Data excerpts
++++++

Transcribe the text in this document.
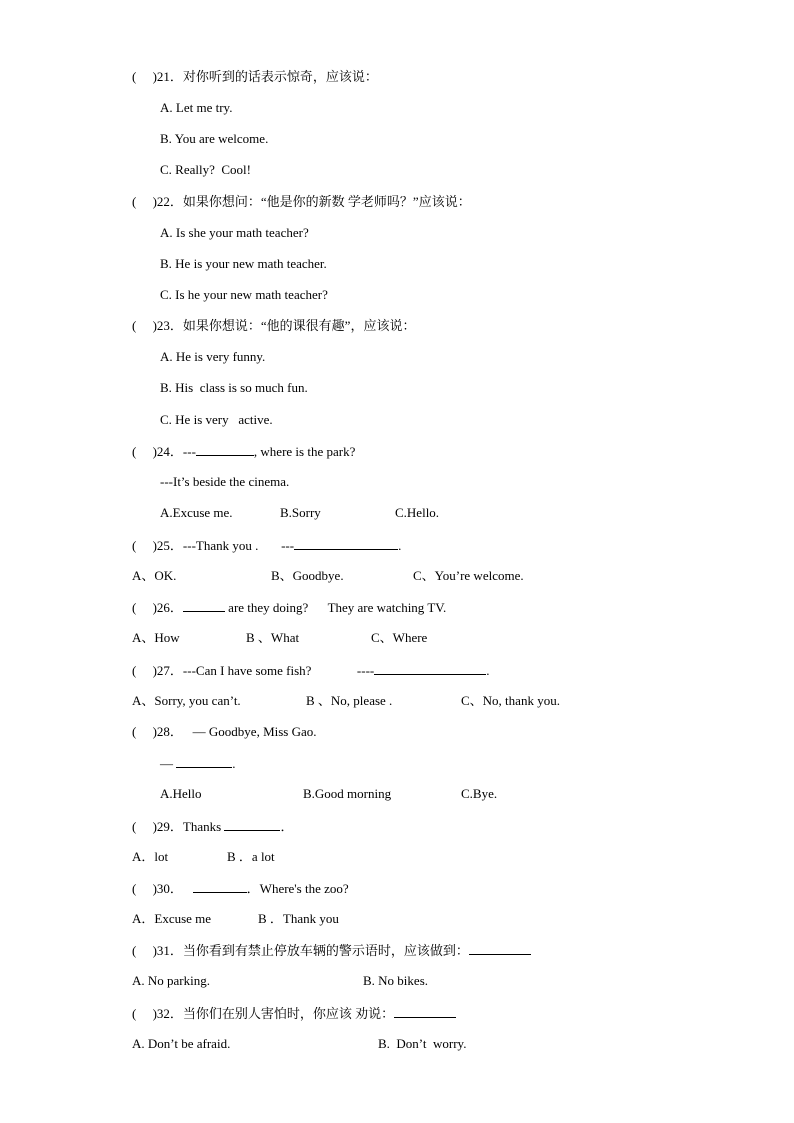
(     )21．对你听到的话表示惊奇，应该说：
A. Let me try.
B. You are welcome.
C. Really?  Cool!
(     )22．如果你想问：“他是你的新数 学老师吗？”应该说：
A. Is she your math teacher?
B. He is your new math teacher.
C. Is he your new math teacher?
(     )23．如果你想说：“他的课很有趣”，应该说：
A. He is very funny.
B. His  class is so much fun.
C. He is very   active.
(     )24．---	, where is the park?
---It’s beside the cinema.
A.Excuse me.	B.Sorry	C.Hello.
(     )25．---Thank you .       ---	.
A、OK.	B、Goodbye.	C、You’re welcome.
(     )26．	are they doing?      They are watching TV.
A、How	B 、What	C、Where
(     )27．---Can I have some fish?              ----	.
A、Sorry, you can’t.	B 、No, please .	C、No, thank you.
(     )28．   — Goodbye, Miss Gao.
—	.
A.Hello	B.Good morning	C.Bye.
(     )29．Thanks	．
A．lot	B ．a lot
(     )30．	．Where's the zoo?
A．Excuse me	B ．Thank you
(     )31．当你看到有禁止停放车辆的警示语时，应该做到：
A. No parking.	B. No bikes.
(     )32．当你们在别人害怕时，你应该 劝说：
A. Don’t be afraid.	B.  Don’t  worry.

++++++

**Written problem:** Find the word "welcome" in the data and copy out each line where it turns up.

**Response to the task:**
B. You are welcome.
A、OK.	B、Goodbye.	C、You’re welcome.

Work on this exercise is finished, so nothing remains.